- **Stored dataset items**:

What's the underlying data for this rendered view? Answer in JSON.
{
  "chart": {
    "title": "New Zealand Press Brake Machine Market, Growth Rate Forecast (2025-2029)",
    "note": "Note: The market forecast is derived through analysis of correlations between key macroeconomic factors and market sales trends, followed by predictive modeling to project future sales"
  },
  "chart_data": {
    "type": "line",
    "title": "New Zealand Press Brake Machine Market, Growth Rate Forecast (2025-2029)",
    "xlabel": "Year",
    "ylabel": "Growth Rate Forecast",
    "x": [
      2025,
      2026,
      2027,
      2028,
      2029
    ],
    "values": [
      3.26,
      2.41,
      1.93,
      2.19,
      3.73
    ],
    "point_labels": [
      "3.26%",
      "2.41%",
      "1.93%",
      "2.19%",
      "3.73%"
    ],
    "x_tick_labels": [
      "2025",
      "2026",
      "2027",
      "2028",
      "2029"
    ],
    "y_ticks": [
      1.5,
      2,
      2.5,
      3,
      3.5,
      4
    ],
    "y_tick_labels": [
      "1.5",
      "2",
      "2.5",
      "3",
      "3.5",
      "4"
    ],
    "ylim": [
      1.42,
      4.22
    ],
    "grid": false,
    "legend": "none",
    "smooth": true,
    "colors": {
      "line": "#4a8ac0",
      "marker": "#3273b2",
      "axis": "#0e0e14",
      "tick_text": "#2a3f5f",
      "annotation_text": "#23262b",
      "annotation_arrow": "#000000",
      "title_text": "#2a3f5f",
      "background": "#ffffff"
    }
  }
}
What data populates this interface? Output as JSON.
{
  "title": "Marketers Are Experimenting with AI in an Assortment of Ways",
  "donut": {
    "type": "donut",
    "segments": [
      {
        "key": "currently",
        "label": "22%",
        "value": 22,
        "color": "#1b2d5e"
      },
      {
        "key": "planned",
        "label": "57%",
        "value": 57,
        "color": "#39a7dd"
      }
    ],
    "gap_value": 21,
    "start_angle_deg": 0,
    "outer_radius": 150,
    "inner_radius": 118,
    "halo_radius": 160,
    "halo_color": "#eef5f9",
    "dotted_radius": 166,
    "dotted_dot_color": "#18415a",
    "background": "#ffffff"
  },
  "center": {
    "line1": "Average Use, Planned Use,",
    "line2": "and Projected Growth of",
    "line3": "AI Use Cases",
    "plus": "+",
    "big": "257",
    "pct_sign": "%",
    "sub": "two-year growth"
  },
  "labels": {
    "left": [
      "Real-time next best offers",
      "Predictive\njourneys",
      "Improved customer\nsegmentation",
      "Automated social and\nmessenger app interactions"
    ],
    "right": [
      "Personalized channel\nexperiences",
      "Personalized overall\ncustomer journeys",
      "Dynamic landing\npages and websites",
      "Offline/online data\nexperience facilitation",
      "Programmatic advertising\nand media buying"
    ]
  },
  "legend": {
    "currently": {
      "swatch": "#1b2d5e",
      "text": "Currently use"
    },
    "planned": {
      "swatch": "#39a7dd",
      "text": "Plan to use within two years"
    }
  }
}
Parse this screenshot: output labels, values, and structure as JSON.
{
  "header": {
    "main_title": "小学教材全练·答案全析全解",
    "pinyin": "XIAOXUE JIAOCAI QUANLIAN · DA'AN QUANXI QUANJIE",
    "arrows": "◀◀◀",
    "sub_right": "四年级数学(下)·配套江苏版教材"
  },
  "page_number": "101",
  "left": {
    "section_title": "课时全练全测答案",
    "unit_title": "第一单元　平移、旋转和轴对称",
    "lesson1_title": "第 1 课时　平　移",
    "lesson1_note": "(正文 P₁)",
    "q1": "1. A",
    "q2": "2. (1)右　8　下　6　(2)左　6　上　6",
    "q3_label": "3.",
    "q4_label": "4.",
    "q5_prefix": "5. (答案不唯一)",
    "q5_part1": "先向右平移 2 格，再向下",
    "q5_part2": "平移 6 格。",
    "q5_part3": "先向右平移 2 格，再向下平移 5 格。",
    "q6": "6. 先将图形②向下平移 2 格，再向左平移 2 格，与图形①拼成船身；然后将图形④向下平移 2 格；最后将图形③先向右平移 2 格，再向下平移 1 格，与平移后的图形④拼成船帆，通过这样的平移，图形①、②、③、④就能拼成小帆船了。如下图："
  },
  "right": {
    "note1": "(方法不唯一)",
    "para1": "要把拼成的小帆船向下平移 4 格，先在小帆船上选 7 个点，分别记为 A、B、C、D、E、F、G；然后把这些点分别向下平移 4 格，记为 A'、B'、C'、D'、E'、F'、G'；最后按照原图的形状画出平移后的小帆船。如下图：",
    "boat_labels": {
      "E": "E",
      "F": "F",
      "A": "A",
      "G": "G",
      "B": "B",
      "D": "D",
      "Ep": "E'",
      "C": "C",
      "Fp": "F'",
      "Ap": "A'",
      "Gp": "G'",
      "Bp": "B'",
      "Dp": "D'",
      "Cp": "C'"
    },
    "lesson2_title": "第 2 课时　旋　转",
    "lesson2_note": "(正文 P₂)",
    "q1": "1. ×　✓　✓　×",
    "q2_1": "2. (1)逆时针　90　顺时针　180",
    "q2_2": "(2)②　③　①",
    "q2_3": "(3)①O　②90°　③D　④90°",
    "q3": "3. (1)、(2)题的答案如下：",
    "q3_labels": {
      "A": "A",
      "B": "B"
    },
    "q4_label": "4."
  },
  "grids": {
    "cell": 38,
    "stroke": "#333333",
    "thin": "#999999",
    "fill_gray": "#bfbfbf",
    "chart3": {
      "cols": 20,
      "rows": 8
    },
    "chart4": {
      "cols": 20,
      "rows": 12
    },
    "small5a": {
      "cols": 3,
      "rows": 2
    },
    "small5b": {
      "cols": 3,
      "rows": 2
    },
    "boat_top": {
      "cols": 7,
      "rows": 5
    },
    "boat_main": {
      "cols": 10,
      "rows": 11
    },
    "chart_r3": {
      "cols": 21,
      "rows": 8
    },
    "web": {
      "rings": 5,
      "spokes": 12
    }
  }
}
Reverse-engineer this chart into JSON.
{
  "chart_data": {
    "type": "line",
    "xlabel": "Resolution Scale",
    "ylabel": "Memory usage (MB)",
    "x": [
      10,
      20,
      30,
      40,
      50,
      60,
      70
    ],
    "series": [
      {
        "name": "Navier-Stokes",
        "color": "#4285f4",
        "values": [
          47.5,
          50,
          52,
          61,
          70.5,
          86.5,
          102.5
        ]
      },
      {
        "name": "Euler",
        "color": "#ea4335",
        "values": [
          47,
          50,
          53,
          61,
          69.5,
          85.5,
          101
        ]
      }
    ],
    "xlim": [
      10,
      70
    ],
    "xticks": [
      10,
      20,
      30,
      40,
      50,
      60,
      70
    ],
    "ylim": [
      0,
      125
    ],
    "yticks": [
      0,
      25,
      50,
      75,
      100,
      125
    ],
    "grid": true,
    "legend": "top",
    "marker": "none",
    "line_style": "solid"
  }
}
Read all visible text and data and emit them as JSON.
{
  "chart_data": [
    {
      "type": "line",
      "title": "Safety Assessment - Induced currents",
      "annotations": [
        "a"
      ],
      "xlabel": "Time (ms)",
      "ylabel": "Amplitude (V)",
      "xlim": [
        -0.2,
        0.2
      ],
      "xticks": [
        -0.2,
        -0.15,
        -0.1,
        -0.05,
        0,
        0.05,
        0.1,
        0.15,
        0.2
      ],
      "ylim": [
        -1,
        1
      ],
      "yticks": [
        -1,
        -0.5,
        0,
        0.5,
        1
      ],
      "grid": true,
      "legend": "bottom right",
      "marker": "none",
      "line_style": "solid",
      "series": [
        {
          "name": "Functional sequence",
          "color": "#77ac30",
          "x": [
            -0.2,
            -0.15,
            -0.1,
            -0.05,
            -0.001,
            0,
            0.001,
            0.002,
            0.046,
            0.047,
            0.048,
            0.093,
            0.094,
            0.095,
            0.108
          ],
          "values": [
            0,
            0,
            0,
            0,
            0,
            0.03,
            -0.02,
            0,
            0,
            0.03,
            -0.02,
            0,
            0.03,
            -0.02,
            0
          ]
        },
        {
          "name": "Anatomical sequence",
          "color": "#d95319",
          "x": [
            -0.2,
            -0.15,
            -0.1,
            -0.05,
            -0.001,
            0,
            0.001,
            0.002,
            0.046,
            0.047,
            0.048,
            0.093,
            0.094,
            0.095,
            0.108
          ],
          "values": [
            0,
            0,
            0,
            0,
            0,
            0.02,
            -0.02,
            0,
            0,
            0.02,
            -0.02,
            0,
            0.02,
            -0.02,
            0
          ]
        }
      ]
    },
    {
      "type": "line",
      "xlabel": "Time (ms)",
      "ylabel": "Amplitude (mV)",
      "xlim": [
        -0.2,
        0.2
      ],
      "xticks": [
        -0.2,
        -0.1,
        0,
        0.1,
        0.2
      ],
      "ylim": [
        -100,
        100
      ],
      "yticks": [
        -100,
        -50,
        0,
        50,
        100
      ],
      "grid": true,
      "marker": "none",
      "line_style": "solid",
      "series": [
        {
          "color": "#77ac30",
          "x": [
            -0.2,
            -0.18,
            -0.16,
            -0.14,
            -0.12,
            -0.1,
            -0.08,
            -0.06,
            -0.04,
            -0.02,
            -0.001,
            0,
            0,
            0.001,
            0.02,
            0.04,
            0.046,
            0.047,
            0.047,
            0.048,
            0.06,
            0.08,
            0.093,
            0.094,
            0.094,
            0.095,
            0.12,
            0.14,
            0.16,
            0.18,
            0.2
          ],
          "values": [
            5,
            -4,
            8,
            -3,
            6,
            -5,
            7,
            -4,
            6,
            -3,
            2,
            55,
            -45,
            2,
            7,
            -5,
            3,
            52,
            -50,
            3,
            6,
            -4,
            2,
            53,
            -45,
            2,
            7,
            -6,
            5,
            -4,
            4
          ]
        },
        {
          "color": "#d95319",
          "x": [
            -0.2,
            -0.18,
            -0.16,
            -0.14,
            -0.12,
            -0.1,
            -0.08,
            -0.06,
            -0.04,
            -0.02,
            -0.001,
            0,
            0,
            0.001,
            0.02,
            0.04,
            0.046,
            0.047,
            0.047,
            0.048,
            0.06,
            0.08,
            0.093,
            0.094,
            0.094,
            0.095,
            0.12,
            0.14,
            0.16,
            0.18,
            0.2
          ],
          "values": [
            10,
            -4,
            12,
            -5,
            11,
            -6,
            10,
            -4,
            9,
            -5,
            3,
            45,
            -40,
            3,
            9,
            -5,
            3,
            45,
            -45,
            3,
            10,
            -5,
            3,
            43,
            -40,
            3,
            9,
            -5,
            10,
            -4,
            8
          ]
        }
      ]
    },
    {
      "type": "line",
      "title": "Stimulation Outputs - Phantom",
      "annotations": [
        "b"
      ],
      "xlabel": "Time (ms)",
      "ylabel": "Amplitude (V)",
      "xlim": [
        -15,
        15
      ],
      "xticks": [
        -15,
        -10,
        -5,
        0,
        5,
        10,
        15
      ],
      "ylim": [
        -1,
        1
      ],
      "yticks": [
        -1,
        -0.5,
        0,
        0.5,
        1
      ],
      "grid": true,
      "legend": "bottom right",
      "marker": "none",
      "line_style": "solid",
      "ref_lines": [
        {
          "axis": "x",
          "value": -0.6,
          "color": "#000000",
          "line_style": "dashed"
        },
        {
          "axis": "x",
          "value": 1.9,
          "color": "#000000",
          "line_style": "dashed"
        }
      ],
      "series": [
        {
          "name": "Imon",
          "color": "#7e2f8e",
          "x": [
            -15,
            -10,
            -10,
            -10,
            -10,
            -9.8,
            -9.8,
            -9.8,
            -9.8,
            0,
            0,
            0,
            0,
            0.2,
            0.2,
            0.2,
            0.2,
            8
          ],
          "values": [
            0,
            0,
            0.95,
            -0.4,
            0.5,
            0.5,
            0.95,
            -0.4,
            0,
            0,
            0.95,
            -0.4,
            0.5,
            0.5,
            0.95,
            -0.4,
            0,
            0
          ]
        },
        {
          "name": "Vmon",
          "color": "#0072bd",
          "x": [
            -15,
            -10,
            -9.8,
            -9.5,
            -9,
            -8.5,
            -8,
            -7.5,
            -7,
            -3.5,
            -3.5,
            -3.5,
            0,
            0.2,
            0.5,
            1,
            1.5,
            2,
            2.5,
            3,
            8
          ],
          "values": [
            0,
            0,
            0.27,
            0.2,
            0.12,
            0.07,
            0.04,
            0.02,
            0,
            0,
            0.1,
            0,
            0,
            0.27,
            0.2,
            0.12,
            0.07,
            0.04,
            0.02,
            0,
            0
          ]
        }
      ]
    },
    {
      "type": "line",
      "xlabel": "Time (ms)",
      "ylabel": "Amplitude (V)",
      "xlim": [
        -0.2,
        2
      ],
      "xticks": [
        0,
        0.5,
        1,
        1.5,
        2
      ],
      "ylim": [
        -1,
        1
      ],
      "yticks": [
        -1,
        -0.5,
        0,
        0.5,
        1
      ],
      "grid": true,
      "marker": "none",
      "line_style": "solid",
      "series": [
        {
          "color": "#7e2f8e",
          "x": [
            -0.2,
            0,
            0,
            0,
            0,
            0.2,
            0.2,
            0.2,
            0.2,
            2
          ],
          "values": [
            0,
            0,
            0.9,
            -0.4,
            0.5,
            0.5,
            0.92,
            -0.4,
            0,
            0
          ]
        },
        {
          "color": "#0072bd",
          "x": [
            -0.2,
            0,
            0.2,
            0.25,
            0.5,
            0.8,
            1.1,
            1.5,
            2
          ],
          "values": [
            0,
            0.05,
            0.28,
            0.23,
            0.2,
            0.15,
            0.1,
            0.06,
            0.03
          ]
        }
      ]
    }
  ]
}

- **Task details**:
Collect every line above that contains the word "ffffff".

- **Response**:
      "background": "#ffffff"
    "background": "#ffffff"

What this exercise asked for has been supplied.